▸ **Task requirements**:
Word for word, retype every entry in the listing.

▸ **Given data**:
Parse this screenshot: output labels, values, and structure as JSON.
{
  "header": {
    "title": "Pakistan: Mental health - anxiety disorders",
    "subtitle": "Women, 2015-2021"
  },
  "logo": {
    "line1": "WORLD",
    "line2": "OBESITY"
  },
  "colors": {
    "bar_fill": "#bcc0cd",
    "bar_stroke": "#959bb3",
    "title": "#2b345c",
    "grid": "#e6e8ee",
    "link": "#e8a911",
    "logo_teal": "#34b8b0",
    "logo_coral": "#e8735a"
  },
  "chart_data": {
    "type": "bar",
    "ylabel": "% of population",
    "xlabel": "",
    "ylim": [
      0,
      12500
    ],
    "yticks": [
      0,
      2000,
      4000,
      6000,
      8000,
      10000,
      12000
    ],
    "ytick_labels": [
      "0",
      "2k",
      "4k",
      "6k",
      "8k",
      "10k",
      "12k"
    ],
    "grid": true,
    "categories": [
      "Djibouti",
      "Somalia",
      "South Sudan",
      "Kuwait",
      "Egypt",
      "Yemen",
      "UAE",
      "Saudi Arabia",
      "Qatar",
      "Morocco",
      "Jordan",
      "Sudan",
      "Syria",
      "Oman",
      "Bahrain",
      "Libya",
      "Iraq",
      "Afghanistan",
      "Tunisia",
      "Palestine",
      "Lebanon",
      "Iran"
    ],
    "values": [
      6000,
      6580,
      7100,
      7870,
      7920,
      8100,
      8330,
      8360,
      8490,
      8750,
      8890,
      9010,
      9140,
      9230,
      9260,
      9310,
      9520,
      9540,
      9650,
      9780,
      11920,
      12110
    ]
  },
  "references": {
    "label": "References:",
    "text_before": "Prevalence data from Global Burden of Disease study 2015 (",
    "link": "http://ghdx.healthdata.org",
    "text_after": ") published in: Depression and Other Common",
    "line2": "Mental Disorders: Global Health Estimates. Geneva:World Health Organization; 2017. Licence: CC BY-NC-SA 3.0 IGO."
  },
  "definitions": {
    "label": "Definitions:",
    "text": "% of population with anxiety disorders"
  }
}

▸ **The answer**:
Parse this screenshot: output labels, values, and structure as JSON.
{
  "header": {
    "title": "Pakistan: Mental health - anxiety disorders",
    "subtitle": "Women, 2015-2021"
  },
  "logo": {
    "line1": "WORLD",
    "line2": "OBESITY"
  },
  "colors": {
    "bar_fill": "#bcc0cd",
    "bar_stroke": "#959bb3",
    "title": "#2b345c",
    "grid": "#e6e8ee",
    "link": "#e8a911",
    "logo_teal": "#34b8b0",
    "logo_coral": "#e8735a"
  },
  "chart_data": {
    "type": "bar",
    "ylabel": "% of population",
    "xlabel": "",
    "ylim": [
      0,
      12500
    ],
    "yticks": [
      0,
      2000,
      4000,
      6000,
      8000,
      10000,
      12000
    ],
    "ytick_labels": [
      "0",
      "2k",
      "4k",
      "6k",
      "8k",
      "10k",
      "12k"
    ],
    "grid": true,
    "categories": [
      "Djibouti",
      "Somalia",
      "South Sudan",
      "Kuwait",
      "Egypt",
      "Yemen",
      "UAE",
      "Saudi Arabia",
      "Qatar",
      "Morocco",
      "Jordan",
      "Sudan",
      "Syria",
      "Oman",
      "Bahrain",
      "Libya",
      "Iraq",
      "Afghanistan",
      "Tunisia",
      "Palestine",
      "Lebanon",
      "Iran"
    ],
    "values": [
      6000,
      6580,
      7100,
      7870,
      7920,
      8100,
      8330,
      8360,
      8490,
      8750,
      8890,
      9010,
      9140,
      9230,
      9260,
      9310,
      9520,
      9540,
      9650,
      9780,
      11920,
      12110
    ]
  },
  "references": {
    "label": "References:",
    "text_before": "Prevalence data from Global Burden of Disease study 2015 (",
    "link": "http://ghdx.healthdata.org",
    "text_after": ") published in: Depression and Other Common",
    "line2": "Mental Disorders: Global Health Estimates. Geneva:World Health Organization; 2017. Licence: CC BY-NC-SA 3.0 IGO."
  },
  "definitions": {
    "label": "Definitions:",
    "text": "% of population with anxiety disorders"
  }
}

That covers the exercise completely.